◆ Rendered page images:
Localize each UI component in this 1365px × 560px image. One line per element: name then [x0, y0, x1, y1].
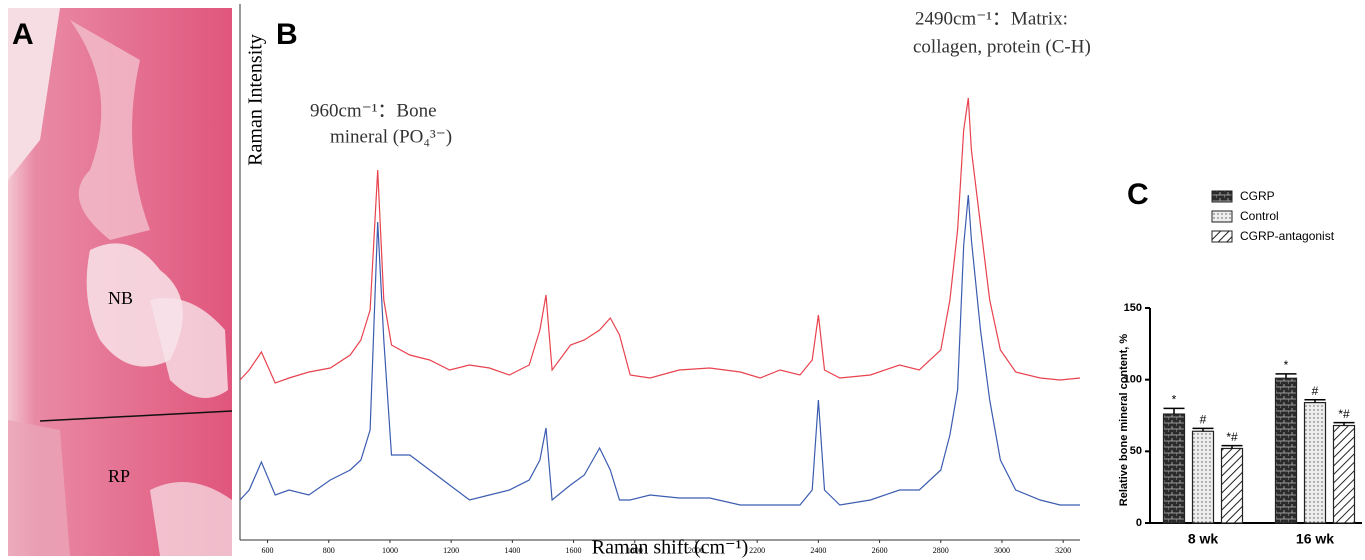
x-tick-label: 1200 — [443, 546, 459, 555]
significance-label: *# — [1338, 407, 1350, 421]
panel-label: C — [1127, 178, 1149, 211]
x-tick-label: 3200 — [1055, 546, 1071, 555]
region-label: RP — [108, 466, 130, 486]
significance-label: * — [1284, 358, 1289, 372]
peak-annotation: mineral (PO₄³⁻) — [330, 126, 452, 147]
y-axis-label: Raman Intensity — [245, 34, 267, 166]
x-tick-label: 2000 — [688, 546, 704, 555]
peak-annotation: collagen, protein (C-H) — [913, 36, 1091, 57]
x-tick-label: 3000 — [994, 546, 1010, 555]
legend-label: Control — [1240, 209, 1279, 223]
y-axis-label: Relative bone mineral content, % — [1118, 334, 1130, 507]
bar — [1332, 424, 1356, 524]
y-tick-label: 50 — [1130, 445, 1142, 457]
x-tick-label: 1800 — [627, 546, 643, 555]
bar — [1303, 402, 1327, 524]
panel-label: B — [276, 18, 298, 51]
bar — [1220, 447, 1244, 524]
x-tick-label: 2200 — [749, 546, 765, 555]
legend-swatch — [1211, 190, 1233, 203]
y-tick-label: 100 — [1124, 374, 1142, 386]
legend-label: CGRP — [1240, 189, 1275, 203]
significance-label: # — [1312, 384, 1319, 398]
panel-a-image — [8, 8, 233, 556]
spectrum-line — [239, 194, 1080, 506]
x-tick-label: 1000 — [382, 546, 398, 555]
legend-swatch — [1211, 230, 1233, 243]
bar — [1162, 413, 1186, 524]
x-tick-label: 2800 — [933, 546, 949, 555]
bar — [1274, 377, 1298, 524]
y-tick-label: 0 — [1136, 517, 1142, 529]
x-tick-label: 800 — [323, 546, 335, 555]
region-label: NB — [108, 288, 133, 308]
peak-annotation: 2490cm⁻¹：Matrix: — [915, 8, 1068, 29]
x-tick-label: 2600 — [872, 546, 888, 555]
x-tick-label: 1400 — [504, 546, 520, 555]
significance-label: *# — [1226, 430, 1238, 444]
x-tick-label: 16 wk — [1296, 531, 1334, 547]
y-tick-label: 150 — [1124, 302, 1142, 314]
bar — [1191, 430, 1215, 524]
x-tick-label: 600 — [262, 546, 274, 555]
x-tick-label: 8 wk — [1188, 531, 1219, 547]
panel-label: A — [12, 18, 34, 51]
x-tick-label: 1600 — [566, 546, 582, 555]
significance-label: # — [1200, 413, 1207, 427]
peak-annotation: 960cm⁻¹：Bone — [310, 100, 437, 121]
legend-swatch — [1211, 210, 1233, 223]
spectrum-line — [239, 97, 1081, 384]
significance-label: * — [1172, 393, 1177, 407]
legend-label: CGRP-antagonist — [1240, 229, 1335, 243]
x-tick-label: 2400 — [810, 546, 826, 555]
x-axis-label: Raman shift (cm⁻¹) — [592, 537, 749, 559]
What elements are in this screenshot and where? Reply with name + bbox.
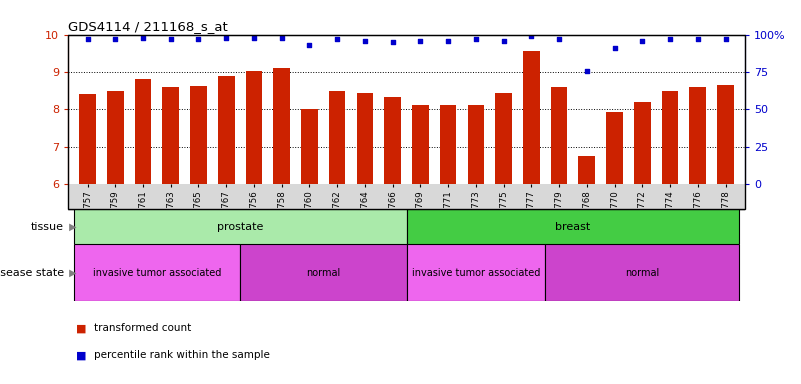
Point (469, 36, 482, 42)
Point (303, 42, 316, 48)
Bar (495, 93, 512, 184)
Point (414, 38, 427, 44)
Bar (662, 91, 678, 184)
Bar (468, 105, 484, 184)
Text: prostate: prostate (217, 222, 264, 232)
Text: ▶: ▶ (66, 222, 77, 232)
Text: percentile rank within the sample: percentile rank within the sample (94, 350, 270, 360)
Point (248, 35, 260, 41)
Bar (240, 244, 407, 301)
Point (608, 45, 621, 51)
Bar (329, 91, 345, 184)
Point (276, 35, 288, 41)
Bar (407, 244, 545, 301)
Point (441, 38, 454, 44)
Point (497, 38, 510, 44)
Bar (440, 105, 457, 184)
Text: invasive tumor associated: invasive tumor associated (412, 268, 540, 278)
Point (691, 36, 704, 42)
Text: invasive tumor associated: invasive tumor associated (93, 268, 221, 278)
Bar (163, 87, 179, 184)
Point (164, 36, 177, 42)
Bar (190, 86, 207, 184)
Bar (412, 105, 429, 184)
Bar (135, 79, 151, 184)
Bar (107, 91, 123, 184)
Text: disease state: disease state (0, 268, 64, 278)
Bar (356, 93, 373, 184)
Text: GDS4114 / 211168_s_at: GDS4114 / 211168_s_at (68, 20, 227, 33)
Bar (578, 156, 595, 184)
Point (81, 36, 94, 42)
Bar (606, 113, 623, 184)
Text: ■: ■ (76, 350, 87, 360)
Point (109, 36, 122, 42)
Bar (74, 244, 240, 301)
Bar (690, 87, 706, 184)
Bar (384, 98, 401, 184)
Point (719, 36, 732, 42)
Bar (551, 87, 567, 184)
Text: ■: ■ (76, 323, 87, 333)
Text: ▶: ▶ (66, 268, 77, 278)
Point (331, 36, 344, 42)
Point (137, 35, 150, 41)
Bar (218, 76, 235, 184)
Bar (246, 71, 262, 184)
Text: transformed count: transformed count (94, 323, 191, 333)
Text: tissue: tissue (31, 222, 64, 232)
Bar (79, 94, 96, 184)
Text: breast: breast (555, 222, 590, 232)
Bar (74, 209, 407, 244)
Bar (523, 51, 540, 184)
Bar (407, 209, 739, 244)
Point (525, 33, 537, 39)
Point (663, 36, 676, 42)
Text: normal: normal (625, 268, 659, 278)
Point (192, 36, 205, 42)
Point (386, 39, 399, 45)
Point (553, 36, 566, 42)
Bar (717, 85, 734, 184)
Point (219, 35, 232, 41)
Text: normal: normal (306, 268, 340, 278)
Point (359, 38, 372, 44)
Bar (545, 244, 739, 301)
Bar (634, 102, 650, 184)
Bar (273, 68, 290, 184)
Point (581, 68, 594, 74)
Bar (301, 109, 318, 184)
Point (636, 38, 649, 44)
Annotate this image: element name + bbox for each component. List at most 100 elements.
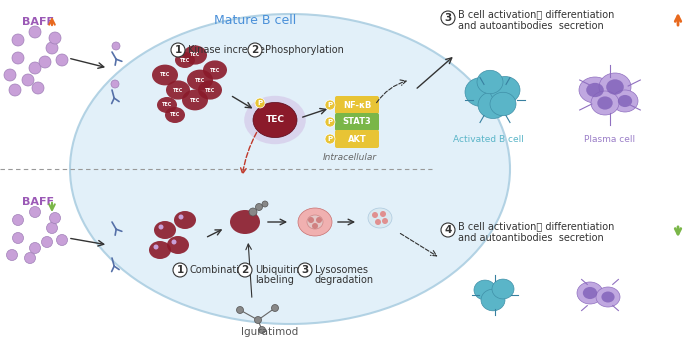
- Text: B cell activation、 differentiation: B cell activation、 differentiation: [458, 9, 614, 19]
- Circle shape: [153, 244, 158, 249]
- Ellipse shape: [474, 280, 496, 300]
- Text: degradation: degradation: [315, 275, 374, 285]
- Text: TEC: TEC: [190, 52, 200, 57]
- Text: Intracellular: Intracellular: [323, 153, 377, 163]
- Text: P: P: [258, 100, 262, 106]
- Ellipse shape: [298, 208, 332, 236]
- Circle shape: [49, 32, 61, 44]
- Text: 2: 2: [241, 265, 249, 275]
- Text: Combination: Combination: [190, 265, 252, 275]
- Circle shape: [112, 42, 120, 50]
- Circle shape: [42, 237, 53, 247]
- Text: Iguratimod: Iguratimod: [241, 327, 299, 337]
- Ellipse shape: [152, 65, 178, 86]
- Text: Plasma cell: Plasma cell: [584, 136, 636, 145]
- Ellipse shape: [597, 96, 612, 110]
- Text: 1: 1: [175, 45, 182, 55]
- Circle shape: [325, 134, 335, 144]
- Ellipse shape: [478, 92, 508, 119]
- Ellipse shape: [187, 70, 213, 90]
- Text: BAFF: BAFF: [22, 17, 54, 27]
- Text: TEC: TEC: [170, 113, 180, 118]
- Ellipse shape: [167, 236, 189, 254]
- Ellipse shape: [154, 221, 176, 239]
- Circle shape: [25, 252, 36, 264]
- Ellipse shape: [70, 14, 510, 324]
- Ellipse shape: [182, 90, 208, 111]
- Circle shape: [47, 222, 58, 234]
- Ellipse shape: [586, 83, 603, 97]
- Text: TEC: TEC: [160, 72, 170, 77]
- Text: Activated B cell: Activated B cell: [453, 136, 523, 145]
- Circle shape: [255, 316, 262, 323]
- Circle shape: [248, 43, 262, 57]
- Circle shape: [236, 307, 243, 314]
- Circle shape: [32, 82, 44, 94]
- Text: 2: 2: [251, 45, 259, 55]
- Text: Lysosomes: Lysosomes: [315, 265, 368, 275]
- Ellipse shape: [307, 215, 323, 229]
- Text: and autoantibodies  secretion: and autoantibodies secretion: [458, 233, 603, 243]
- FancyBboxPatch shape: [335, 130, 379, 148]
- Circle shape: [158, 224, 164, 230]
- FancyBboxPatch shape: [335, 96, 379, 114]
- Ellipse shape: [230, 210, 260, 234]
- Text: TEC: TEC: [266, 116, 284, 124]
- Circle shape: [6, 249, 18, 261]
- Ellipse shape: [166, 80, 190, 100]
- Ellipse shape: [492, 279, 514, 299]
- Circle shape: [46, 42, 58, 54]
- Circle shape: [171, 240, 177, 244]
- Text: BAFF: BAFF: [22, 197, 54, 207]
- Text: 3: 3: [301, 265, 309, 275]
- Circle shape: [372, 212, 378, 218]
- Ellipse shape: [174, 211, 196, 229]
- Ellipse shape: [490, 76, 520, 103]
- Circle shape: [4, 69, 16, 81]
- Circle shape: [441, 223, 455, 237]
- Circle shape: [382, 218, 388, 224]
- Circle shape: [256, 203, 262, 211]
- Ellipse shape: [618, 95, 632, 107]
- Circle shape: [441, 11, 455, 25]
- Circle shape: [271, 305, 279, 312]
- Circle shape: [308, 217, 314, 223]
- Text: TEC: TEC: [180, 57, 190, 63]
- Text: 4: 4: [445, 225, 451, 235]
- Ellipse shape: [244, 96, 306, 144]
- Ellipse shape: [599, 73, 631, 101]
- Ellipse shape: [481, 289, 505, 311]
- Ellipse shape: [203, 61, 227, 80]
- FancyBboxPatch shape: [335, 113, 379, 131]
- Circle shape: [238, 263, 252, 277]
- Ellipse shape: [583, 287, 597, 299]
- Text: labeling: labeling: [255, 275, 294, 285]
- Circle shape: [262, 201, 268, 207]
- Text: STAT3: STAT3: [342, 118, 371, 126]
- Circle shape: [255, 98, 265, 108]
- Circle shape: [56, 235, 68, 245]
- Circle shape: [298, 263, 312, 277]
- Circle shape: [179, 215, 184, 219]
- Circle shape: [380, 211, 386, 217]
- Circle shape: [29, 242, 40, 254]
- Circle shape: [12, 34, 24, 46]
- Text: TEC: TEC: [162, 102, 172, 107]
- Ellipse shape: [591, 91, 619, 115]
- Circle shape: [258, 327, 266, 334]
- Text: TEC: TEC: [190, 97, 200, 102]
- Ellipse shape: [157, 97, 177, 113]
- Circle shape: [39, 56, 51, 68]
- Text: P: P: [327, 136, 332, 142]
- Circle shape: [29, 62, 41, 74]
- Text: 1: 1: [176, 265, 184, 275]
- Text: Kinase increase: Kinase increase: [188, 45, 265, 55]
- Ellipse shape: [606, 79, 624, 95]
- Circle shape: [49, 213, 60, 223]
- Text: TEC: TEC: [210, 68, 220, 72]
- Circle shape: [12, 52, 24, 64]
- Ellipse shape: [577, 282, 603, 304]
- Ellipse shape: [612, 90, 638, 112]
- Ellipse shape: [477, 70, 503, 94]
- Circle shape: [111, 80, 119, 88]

◆ Task statement:
The response must contain each line above that holds the string "mineral".

◆ Response area:
peak-annotation: mineral (PO₄³⁻) — [330, 126, 452, 147]
y-axis-label: Relative bone mineral content, % — [1118, 334, 1130, 507]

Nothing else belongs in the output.